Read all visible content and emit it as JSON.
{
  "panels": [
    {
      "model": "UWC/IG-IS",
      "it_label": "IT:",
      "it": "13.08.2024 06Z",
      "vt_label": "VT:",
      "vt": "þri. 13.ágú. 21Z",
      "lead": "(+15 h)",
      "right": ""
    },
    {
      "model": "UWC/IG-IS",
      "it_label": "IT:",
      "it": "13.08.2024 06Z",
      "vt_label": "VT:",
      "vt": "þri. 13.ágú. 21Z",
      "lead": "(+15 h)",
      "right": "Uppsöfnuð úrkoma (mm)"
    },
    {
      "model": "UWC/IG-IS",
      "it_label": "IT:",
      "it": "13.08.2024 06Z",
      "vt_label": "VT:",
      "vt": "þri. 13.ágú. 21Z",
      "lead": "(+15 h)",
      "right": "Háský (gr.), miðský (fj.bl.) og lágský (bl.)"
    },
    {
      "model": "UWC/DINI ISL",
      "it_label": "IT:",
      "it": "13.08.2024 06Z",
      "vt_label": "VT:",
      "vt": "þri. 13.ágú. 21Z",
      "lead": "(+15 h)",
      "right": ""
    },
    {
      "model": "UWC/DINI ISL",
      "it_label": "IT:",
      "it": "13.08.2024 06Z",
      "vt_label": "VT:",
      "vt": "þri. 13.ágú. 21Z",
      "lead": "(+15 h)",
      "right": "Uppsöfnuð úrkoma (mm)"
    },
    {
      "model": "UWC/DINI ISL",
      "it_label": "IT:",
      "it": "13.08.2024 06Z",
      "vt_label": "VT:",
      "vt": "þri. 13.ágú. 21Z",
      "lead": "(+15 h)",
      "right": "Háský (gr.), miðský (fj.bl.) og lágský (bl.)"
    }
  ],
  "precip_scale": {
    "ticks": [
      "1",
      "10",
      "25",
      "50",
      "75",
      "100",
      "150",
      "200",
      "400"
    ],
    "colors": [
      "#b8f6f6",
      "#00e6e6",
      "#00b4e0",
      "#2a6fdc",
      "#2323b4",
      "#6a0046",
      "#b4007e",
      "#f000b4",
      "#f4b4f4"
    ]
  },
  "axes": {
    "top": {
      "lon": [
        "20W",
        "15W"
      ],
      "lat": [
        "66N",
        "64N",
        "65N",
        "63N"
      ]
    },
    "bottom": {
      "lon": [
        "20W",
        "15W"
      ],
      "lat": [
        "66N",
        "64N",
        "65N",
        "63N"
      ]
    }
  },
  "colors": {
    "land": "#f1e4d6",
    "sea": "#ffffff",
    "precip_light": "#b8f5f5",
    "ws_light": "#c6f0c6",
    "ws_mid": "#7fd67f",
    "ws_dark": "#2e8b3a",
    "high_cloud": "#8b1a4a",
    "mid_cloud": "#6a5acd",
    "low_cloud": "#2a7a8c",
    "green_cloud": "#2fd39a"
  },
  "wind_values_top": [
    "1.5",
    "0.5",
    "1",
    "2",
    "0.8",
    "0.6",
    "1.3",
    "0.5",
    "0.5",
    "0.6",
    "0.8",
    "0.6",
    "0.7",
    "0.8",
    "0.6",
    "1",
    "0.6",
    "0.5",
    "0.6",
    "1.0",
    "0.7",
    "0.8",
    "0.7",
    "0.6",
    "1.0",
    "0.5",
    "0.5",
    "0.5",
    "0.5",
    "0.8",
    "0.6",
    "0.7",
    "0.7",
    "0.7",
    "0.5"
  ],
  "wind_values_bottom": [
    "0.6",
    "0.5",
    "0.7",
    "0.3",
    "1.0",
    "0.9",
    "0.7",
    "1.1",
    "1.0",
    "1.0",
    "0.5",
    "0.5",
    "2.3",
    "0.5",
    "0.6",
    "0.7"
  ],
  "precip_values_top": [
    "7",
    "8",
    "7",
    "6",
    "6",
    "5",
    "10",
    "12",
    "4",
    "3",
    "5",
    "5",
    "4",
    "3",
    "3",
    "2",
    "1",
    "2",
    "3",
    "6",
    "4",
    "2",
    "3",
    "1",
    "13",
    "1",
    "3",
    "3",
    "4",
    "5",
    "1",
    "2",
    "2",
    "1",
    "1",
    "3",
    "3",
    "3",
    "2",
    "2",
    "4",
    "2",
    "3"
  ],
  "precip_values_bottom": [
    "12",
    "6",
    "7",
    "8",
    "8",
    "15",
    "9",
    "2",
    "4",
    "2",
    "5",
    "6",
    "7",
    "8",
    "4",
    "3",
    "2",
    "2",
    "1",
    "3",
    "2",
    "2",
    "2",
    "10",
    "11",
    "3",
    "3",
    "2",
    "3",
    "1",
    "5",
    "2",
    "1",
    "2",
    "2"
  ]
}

##############################

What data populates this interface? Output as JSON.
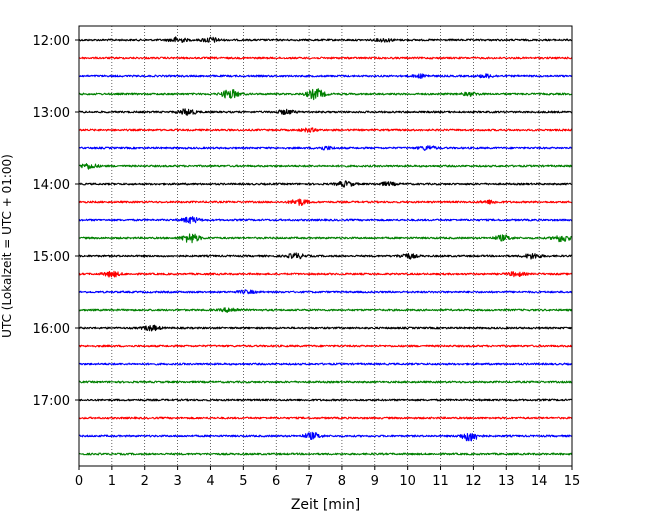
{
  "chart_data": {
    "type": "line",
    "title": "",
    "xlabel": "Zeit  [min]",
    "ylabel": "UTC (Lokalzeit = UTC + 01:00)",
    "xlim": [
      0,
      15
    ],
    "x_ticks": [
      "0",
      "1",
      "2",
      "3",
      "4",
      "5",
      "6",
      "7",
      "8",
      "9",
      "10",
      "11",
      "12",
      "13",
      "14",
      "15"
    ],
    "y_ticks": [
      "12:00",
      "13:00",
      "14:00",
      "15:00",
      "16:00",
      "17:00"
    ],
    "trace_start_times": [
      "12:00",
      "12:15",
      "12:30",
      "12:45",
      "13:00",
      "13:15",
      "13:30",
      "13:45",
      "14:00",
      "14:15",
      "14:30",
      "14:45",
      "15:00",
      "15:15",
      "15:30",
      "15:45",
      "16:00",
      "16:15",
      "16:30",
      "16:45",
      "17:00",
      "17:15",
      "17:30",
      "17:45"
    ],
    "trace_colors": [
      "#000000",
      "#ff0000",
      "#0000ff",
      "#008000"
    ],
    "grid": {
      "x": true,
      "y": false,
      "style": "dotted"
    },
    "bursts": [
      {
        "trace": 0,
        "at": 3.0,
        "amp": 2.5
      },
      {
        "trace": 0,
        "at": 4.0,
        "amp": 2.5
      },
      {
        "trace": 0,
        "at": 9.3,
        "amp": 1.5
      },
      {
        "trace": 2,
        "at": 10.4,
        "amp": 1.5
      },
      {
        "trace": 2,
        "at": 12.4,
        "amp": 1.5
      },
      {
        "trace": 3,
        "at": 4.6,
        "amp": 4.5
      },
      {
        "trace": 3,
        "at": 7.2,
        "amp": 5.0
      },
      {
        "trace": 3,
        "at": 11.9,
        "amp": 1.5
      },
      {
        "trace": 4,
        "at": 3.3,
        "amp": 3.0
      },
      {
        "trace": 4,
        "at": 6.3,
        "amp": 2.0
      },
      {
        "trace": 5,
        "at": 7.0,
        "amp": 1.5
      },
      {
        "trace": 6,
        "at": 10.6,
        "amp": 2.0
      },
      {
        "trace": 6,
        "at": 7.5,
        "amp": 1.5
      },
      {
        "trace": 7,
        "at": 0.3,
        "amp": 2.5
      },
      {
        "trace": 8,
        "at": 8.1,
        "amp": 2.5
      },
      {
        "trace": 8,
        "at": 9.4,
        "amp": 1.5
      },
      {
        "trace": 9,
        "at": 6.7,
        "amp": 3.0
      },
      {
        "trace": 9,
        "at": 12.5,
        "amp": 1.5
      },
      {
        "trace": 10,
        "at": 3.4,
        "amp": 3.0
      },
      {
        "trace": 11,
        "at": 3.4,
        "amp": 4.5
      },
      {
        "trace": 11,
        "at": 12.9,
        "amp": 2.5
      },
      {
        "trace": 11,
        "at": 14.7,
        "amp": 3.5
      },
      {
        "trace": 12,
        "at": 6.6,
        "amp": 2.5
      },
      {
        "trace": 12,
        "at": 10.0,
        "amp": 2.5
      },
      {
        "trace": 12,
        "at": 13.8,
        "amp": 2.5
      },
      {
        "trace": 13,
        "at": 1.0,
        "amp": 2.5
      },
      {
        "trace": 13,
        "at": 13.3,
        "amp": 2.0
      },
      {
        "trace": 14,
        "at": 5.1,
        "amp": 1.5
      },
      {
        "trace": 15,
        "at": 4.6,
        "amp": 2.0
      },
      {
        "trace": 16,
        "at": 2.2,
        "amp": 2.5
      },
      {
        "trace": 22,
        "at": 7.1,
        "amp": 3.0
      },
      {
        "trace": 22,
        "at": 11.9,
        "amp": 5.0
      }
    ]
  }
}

##############################

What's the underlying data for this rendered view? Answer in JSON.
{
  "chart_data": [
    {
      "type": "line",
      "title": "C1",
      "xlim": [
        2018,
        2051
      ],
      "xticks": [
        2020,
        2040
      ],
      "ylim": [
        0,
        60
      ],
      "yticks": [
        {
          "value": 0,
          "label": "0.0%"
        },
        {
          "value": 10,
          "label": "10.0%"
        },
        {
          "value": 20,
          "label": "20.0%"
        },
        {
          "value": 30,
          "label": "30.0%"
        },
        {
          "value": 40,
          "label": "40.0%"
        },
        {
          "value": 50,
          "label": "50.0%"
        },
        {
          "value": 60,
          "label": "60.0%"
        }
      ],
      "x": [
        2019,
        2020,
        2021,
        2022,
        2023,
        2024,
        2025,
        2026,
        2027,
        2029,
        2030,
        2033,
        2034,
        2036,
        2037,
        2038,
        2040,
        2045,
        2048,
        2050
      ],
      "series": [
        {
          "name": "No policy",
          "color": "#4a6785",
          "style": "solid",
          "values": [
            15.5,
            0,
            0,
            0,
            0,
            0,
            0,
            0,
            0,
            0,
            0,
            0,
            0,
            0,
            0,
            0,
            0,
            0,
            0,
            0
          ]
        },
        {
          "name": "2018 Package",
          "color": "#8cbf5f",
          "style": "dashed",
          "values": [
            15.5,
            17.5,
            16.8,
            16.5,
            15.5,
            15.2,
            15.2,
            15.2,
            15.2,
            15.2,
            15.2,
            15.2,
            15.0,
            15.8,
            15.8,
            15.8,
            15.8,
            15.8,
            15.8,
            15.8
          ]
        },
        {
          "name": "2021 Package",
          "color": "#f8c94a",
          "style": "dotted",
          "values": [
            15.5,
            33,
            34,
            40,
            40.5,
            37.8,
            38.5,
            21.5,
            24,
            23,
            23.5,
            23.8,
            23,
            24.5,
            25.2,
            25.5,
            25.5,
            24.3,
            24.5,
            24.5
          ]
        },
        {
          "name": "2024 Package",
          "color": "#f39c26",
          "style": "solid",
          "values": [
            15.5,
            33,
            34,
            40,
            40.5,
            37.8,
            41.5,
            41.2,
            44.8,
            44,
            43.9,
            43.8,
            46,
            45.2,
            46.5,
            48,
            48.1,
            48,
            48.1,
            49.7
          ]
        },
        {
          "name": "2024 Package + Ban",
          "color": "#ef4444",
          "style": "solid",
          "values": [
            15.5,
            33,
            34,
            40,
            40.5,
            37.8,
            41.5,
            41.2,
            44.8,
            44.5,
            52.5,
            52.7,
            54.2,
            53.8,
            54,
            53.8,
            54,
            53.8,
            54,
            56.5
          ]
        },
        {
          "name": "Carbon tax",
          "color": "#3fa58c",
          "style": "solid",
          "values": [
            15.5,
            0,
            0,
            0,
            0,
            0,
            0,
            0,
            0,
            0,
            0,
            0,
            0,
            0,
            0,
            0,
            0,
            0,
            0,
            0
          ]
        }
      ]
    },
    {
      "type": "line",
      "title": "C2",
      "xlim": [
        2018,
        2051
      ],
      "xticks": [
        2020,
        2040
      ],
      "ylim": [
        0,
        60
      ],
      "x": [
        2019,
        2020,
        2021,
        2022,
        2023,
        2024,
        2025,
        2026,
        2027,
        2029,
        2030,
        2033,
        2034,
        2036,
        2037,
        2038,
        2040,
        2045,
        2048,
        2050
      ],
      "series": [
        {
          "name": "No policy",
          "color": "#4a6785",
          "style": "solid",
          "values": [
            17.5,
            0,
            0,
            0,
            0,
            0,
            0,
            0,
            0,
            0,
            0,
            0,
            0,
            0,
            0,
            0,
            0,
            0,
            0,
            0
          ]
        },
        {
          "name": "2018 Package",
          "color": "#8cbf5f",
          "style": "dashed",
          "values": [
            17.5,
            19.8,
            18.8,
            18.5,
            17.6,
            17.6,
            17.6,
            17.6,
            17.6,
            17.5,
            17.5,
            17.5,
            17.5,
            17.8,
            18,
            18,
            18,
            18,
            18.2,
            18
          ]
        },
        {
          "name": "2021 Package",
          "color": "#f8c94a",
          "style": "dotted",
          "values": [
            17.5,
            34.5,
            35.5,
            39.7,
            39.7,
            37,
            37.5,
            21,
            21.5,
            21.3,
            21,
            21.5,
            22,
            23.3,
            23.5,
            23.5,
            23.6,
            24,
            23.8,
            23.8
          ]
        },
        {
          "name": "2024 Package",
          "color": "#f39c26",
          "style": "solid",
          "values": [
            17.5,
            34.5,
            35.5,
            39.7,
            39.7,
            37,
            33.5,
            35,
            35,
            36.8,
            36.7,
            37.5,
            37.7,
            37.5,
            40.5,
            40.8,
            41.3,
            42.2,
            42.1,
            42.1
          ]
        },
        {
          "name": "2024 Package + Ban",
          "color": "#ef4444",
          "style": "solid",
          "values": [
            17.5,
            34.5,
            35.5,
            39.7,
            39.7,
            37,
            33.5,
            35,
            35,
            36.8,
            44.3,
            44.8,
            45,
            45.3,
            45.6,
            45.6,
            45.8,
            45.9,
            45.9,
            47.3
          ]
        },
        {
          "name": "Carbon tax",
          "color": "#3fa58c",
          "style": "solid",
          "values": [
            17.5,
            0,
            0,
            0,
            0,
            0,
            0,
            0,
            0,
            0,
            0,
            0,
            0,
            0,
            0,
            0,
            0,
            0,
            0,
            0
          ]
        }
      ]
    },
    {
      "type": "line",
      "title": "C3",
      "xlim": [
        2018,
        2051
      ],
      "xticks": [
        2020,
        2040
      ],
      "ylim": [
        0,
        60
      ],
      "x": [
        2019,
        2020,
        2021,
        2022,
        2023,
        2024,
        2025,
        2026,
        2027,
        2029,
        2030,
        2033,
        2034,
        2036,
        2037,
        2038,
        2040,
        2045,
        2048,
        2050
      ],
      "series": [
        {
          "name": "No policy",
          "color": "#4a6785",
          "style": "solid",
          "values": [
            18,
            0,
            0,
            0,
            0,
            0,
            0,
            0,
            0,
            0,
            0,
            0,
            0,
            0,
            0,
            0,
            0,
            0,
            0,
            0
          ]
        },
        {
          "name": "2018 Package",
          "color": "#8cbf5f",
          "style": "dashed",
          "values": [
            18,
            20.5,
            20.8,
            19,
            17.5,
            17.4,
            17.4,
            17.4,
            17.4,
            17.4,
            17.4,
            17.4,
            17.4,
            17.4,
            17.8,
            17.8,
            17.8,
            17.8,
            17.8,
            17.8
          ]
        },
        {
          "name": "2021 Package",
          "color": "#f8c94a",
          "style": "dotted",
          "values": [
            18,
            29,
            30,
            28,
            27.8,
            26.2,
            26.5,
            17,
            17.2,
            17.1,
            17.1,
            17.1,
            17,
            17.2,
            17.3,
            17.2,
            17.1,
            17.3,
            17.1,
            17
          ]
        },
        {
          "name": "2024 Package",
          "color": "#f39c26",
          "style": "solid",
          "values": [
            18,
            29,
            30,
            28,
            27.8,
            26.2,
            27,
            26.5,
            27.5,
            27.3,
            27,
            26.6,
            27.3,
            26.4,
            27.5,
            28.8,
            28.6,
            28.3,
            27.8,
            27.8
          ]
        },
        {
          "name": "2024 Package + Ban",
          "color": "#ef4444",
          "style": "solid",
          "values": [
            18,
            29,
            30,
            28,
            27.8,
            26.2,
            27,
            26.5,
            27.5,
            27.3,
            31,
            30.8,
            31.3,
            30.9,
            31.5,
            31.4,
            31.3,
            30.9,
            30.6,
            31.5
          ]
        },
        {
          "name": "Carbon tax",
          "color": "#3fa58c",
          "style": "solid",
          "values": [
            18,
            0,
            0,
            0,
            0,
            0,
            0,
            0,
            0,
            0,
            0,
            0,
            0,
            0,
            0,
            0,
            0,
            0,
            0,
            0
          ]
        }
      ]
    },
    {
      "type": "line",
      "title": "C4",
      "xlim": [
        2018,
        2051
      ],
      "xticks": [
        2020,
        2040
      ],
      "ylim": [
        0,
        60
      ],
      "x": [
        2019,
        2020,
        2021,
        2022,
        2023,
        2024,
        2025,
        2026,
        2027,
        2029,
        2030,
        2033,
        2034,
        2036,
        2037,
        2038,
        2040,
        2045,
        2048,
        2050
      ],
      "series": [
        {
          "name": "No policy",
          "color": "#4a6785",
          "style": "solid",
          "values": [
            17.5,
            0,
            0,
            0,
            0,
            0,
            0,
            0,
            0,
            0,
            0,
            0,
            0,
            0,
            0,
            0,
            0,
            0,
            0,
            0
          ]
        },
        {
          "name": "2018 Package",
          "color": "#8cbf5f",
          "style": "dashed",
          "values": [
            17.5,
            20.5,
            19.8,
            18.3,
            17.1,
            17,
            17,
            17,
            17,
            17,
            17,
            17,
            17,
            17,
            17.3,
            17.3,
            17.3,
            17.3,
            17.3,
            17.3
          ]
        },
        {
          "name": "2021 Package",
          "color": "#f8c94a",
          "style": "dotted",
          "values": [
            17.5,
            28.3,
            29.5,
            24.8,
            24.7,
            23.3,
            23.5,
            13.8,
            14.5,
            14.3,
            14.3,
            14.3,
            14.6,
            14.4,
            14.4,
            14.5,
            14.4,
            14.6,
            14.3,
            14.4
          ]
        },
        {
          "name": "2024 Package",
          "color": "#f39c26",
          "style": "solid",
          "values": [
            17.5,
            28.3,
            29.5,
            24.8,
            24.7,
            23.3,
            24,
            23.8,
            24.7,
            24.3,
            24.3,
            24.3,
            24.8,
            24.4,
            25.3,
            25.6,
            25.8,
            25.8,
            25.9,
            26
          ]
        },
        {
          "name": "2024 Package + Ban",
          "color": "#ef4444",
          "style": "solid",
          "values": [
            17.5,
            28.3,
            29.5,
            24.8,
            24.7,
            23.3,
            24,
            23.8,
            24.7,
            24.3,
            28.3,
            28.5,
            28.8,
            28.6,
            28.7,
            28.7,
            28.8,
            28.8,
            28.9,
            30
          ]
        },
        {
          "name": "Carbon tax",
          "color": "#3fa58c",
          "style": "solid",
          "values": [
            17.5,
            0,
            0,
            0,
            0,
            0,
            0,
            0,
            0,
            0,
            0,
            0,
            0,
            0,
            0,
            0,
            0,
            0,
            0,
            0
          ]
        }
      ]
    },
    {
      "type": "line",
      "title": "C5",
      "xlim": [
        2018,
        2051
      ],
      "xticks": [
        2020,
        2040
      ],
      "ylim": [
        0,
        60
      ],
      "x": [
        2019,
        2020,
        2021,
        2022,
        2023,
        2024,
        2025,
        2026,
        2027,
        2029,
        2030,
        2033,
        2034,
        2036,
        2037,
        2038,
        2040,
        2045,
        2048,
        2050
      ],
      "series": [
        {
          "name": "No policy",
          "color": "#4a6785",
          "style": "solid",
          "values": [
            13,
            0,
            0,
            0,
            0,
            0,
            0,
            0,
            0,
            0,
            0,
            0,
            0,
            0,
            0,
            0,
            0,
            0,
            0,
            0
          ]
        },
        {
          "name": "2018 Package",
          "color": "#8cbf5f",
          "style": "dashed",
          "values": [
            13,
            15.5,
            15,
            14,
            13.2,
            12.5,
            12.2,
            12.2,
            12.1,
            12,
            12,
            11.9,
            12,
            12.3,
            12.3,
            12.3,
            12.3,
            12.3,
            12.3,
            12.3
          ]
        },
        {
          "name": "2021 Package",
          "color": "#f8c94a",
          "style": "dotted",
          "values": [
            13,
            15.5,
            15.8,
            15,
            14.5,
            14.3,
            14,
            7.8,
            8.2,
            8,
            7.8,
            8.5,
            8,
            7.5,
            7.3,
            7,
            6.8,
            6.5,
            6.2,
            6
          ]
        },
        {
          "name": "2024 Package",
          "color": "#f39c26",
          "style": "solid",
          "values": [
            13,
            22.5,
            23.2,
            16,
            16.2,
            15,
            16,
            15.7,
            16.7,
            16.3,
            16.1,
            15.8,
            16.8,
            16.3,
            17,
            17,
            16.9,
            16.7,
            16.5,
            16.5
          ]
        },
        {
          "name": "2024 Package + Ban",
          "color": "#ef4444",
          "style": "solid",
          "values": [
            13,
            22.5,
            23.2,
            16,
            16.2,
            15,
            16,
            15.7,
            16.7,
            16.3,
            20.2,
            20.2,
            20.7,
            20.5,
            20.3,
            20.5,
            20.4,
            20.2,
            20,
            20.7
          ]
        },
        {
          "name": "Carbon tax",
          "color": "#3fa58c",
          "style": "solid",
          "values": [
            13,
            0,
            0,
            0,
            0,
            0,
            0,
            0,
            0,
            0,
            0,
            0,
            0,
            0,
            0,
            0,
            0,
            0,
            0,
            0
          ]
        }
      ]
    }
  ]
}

##############################

> **YOUR GOAL**: Work out how many lines of the listing above include the word "this". Reply with nothing but the count.

> **ANSWER**: 2